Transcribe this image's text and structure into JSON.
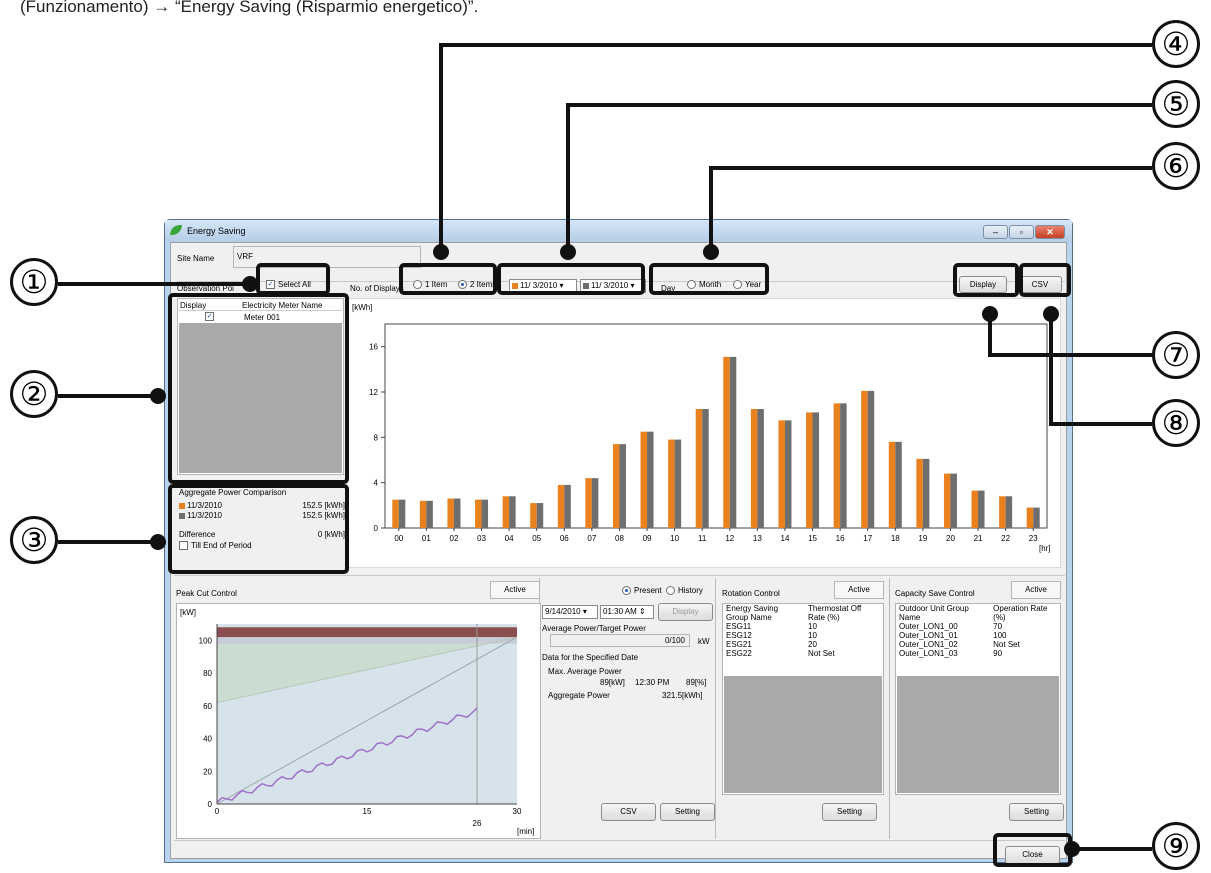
{
  "caption": "(Funzionamento) → “Energy Saving (Risparmio energetico)”.",
  "window": {
    "title": "Energy Saving",
    "min": "–",
    "max": "▫",
    "close": "✕"
  },
  "site": {
    "label": "Site Name",
    "value": "VRF"
  },
  "observation": {
    "label": "Observation Poi",
    "select_all": "Select All",
    "no_displays_label": "No. of Displays",
    "opt1": "1 Item",
    "opt2": "2 Items",
    "date1": "11/ 3/2010",
    "date2": "11/ 3/2010",
    "period_day": "Day",
    "period_month": "Month",
    "period_year": "Year",
    "display_btn": "Display",
    "csv_btn": "CSV"
  },
  "meters": {
    "col_display": "Display",
    "col_name": "Electricity Meter Name",
    "rows": [
      {
        "name": "Meter 001",
        "checked": true
      }
    ]
  },
  "aggregate": {
    "title": "Aggregate Power Comparison",
    "row1_date": "11/3/2010",
    "row1_value": "152.5 [kWh]",
    "row2_date": "11/3/2010",
    "row2_value": "152.5 [kWh]",
    "diff_label": "Difference",
    "diff_value": "0 [kWh]",
    "till_end": "Till End of Period"
  },
  "chart_data": {
    "type": "bar",
    "ylabel": "[kWh]",
    "xlabel": "[hr]",
    "ylim": [
      0,
      18
    ],
    "yticks": [
      "0",
      "4",
      "8",
      "12",
      "16"
    ],
    "categories": [
      "00",
      "01",
      "02",
      "03",
      "04",
      "05",
      "06",
      "07",
      "08",
      "09",
      "10",
      "11",
      "12",
      "13",
      "14",
      "15",
      "16",
      "17",
      "18",
      "19",
      "20",
      "21",
      "22",
      "23"
    ],
    "series": [
      {
        "color": "#e8811e",
        "values": [
          2.5,
          2.4,
          2.6,
          2.5,
          2.8,
          2.2,
          3.8,
          4.4,
          7.4,
          8.5,
          7.8,
          10.5,
          15.1,
          10.5,
          9.5,
          10.2,
          11.0,
          12.1,
          7.6,
          6.1,
          4.8,
          3.3,
          2.8,
          1.8
        ]
      },
      {
        "color": "#6e6e6e",
        "values": [
          2.5,
          2.4,
          2.6,
          2.5,
          2.8,
          2.2,
          3.8,
          4.4,
          7.4,
          8.5,
          7.8,
          10.5,
          15.1,
          10.5,
          9.5,
          10.2,
          11.0,
          12.1,
          7.6,
          6.1,
          4.8,
          3.3,
          2.8,
          1.8
        ]
      }
    ]
  },
  "peak": {
    "title": "Peak Cut Control",
    "active": "Active",
    "unit": "[kW]",
    "yticks": [
      "100",
      "80",
      "60",
      "40",
      "20",
      "0"
    ],
    "xticks": [
      "0",
      "15",
      "30"
    ],
    "marker": "26",
    "xunit": "[min]"
  },
  "peak_panel": {
    "present": "Present",
    "history": "History",
    "date": "9/14/2010",
    "time": "01:30 AM",
    "display_btn": "Display",
    "avg_label": "Average Power/Target Power",
    "avg_value": "0/100",
    "avg_unit": "kW",
    "data_label": "Data for the Specified Date",
    "max_label": "Max. Average Power",
    "max_kw": "89[kW]",
    "max_time": "12:30 PM",
    "max_pct": "89[%]",
    "agg_label": "Aggregate Power",
    "agg_value": "321.5[kWh]",
    "csv_btn": "CSV",
    "setting_btn": "Setting"
  },
  "rotation": {
    "title": "Rotation Control",
    "active": "Active",
    "col1": "Energy Saving Group Name",
    "col2": "Thermostat Off Rate (%)",
    "rows": [
      [
        "ESG11",
        "10"
      ],
      [
        "ESG12",
        "10"
      ],
      [
        "ESG21",
        "20"
      ],
      [
        "ESG22",
        "Not Set"
      ]
    ],
    "setting_btn": "Setting"
  },
  "capacity": {
    "title": "Capacity Save Control",
    "active": "Active",
    "col1": "Outdoor Unit Group Name",
    "col2": "Operation Rate (%)",
    "rows": [
      [
        "Outer_LON1_00",
        "70"
      ],
      [
        "Outer_LON1_01",
        "100"
      ],
      [
        "Outer_LON1_02",
        "Not Set"
      ],
      [
        "Outer_LON1_03",
        "90"
      ]
    ],
    "setting_btn": "Setting"
  },
  "close_btn": "Close",
  "callouts": [
    "①",
    "②",
    "③",
    "④",
    "⑤",
    "⑥",
    "⑦",
    "⑧",
    "⑨"
  ]
}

⁂

Requirement: Write out the whole listing exactly, and drop the pictures.

Reply:
Transcribe this image's text and structure into JSON.
{
  "caption": "(Funzionamento) → “Energy Saving (Risparmio energetico)”.",
  "window": {
    "title": "Energy Saving",
    "min": "–",
    "max": "▫",
    "close": "✕"
  },
  "site": {
    "label": "Site Name",
    "value": "VRF"
  },
  "observation": {
    "label": "Observation Poi",
    "select_all": "Select All",
    "no_displays_label": "No. of Displays",
    "opt1": "1 Item",
    "opt2": "2 Items",
    "date1": "11/ 3/2010",
    "date2": "11/ 3/2010",
    "period_day": "Day",
    "period_month": "Month",
    "period_year": "Year",
    "display_btn": "Display",
    "csv_btn": "CSV"
  },
  "meters": {
    "col_display": "Display",
    "col_name": "Electricity Meter Name",
    "rows": [
      {
        "name": "Meter 001",
        "checked": true
      }
    ]
  },
  "aggregate": {
    "title": "Aggregate Power Comparison",
    "row1_date": "11/3/2010",
    "row1_value": "152.5 [kWh]",
    "row2_date": "11/3/2010",
    "row2_value": "152.5 [kWh]",
    "diff_label": "Difference",
    "diff_value": "0 [kWh]",
    "till_end": "Till End of Period"
  },
  "chart_data": {
    "type": "bar",
    "ylabel": "[kWh]",
    "xlabel": "[hr]",
    "ylim": [
      0,
      18
    ],
    "yticks": [
      "0",
      "4",
      "8",
      "12",
      "16"
    ],
    "categories": [
      "00",
      "01",
      "02",
      "03",
      "04",
      "05",
      "06",
      "07",
      "08",
      "09",
      "10",
      "11",
      "12",
      "13",
      "14",
      "15",
      "16",
      "17",
      "18",
      "19",
      "20",
      "21",
      "22",
      "23"
    ],
    "series": [
      {
        "color": "#e8811e",
        "values": [
          2.5,
          2.4,
          2.6,
          2.5,
          2.8,
          2.2,
          3.8,
          4.4,
          7.4,
          8.5,
          7.8,
          10.5,
          15.1,
          10.5,
          9.5,
          10.2,
          11.0,
          12.1,
          7.6,
          6.1,
          4.8,
          3.3,
          2.8,
          1.8
        ]
      },
      {
        "color": "#6e6e6e",
        "values": [
          2.5,
          2.4,
          2.6,
          2.5,
          2.8,
          2.2,
          3.8,
          4.4,
          7.4,
          8.5,
          7.8,
          10.5,
          15.1,
          10.5,
          9.5,
          10.2,
          11.0,
          12.1,
          7.6,
          6.1,
          4.8,
          3.3,
          2.8,
          1.8
        ]
      }
    ]
  },
  "peak": {
    "title": "Peak Cut Control",
    "active": "Active",
    "unit": "[kW]",
    "yticks": [
      "100",
      "80",
      "60",
      "40",
      "20",
      "0"
    ],
    "xticks": [
      "0",
      "15",
      "30"
    ],
    "marker": "26",
    "xunit": "[min]"
  },
  "peak_panel": {
    "present": "Present",
    "history": "History",
    "date": "9/14/2010",
    "time": "01:30 AM",
    "display_btn": "Display",
    "avg_label": "Average Power/Target Power",
    "avg_value": "0/100",
    "avg_unit": "kW",
    "data_label": "Data for the Specified Date",
    "max_label": "Max. Average Power",
    "max_kw": "89[kW]",
    "max_time": "12:30 PM",
    "max_pct": "89[%]",
    "agg_label": "Aggregate Power",
    "agg_value": "321.5[kWh]",
    "csv_btn": "CSV",
    "setting_btn": "Setting"
  },
  "rotation": {
    "title": "Rotation Control",
    "active": "Active",
    "col1": "Energy Saving Group Name",
    "col2": "Thermostat Off Rate (%)",
    "rows": [
      [
        "ESG11",
        "10"
      ],
      [
        "ESG12",
        "10"
      ],
      [
        "ESG21",
        "20"
      ],
      [
        "ESG22",
        "Not Set"
      ]
    ],
    "setting_btn": "Setting"
  },
  "capacity": {
    "title": "Capacity Save Control",
    "active": "Active",
    "col1": "Outdoor Unit Group Name",
    "col2": "Operation Rate (%)",
    "rows": [
      [
        "Outer_LON1_00",
        "70"
      ],
      [
        "Outer_LON1_01",
        "100"
      ],
      [
        "Outer_LON1_02",
        "Not Set"
      ],
      [
        "Outer_LON1_03",
        "90"
      ]
    ],
    "setting_btn": "Setting"
  },
  "close_btn": "Close",
  "callouts": [
    "①",
    "②",
    "③",
    "④",
    "⑤",
    "⑥",
    "⑦",
    "⑧",
    "⑨"
  ]
}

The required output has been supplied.